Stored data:
###

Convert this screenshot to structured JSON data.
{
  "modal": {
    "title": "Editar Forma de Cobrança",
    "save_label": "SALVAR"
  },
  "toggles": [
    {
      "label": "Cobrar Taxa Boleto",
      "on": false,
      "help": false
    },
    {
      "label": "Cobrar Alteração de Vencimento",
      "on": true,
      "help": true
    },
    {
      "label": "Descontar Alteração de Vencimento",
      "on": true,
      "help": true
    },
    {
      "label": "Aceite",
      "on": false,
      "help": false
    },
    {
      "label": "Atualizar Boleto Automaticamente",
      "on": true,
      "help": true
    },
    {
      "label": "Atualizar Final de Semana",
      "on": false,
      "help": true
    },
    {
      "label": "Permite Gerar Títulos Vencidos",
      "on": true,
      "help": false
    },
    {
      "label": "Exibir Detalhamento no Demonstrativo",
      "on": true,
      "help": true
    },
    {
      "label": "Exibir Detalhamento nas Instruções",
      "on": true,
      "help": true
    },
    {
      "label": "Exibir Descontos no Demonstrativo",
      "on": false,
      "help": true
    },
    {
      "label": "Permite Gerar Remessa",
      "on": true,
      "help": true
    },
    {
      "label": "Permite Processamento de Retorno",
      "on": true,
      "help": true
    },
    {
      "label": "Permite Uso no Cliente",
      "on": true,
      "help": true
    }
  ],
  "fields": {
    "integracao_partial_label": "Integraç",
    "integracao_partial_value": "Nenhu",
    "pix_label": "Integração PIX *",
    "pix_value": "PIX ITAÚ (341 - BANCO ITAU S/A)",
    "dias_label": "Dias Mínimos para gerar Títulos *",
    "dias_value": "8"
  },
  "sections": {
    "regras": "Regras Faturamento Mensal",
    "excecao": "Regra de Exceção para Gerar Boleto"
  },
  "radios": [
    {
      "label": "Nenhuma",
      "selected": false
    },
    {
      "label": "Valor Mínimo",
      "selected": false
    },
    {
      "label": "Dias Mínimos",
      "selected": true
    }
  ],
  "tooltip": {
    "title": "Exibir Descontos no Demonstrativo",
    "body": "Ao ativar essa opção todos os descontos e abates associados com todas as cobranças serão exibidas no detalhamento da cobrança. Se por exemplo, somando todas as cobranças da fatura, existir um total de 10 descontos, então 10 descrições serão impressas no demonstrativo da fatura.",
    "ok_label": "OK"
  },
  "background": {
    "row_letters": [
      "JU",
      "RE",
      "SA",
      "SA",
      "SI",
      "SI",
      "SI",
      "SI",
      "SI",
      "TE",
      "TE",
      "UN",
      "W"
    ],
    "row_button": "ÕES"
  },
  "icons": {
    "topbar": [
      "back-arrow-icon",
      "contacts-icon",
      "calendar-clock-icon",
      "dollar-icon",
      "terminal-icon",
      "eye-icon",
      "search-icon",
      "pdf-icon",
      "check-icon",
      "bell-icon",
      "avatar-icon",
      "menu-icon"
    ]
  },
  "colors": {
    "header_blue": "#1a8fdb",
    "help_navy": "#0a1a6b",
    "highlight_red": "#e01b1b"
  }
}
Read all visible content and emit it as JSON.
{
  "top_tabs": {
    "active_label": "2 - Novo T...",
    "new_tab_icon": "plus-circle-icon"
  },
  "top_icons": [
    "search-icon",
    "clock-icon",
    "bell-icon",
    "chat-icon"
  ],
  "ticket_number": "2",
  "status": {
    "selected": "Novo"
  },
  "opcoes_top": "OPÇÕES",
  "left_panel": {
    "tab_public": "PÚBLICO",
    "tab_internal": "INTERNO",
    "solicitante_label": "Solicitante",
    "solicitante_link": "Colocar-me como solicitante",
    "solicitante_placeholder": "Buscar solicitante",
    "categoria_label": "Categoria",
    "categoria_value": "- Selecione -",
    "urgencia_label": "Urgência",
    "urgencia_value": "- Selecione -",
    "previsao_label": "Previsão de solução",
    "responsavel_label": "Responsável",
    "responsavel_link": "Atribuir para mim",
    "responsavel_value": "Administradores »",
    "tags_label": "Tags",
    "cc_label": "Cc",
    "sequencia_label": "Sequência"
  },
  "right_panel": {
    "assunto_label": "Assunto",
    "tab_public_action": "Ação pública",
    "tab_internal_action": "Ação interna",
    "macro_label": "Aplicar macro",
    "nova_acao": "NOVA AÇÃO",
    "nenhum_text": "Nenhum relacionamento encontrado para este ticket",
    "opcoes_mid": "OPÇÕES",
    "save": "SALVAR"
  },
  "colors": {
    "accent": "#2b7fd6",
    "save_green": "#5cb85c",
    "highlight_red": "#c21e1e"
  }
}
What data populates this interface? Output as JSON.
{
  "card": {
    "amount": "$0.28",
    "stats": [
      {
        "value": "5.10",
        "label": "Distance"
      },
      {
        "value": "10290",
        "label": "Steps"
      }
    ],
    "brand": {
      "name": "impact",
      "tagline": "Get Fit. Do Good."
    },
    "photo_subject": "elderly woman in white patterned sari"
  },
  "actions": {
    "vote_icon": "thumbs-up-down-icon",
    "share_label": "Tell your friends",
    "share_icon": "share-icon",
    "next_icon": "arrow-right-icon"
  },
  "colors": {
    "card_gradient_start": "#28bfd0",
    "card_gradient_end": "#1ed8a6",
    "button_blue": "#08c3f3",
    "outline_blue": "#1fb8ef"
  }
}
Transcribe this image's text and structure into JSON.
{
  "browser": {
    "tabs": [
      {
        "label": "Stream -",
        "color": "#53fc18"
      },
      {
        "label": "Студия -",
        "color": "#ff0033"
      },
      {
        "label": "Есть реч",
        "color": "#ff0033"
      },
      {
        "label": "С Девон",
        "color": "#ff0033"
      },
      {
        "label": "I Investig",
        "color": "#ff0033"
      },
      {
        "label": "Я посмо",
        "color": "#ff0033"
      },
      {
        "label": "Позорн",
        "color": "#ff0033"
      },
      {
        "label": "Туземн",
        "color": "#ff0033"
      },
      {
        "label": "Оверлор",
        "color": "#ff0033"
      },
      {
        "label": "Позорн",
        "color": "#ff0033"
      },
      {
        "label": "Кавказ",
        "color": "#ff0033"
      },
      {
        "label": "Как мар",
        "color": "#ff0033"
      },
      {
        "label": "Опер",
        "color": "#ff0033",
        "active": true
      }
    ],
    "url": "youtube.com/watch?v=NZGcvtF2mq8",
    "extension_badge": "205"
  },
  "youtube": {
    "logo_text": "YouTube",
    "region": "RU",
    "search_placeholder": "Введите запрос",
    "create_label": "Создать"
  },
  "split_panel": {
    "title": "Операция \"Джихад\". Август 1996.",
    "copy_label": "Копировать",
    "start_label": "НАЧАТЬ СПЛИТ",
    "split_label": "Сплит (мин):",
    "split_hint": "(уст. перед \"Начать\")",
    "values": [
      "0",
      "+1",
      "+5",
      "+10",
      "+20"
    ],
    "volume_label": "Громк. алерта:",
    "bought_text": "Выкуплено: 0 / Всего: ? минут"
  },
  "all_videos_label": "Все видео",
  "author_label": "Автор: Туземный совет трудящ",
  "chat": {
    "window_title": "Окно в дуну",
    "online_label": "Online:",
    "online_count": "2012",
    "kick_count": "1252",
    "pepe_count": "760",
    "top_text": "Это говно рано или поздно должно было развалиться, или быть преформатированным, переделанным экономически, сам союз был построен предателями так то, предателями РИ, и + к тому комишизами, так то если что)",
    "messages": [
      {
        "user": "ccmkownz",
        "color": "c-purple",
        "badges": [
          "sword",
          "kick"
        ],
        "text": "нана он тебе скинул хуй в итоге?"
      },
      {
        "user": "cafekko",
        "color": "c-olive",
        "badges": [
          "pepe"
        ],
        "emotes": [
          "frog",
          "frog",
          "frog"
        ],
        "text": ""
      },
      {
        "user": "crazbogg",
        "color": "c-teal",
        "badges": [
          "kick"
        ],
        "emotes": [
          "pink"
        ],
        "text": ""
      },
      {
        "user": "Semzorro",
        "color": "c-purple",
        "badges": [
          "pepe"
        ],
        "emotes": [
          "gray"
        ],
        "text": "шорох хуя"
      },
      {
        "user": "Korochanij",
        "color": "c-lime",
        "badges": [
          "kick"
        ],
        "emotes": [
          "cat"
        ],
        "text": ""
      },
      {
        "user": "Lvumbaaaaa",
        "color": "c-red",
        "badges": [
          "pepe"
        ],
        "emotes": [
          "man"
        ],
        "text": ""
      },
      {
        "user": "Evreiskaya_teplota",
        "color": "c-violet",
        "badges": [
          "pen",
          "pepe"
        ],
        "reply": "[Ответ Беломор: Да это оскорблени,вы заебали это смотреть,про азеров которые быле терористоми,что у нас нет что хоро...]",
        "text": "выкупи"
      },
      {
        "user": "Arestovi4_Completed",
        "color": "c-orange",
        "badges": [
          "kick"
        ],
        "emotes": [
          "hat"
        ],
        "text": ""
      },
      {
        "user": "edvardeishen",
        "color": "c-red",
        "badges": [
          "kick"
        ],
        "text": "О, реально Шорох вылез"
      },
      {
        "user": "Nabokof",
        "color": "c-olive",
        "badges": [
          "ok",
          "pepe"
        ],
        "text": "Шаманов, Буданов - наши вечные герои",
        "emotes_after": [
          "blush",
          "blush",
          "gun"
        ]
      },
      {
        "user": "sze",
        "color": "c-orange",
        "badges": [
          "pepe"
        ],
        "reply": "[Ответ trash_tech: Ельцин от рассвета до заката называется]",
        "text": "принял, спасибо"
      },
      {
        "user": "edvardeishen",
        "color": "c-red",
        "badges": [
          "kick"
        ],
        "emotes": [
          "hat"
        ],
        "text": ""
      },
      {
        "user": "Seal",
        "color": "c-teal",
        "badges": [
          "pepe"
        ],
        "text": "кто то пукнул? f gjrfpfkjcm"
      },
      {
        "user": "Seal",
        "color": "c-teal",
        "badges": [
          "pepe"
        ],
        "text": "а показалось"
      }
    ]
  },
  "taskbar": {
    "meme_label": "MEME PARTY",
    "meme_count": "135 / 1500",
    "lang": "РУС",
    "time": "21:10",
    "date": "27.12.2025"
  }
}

###

» **Brief**:
Give the count of lines in the data shown above that contain "Exibir", and nothing else.

» **Final result**:
4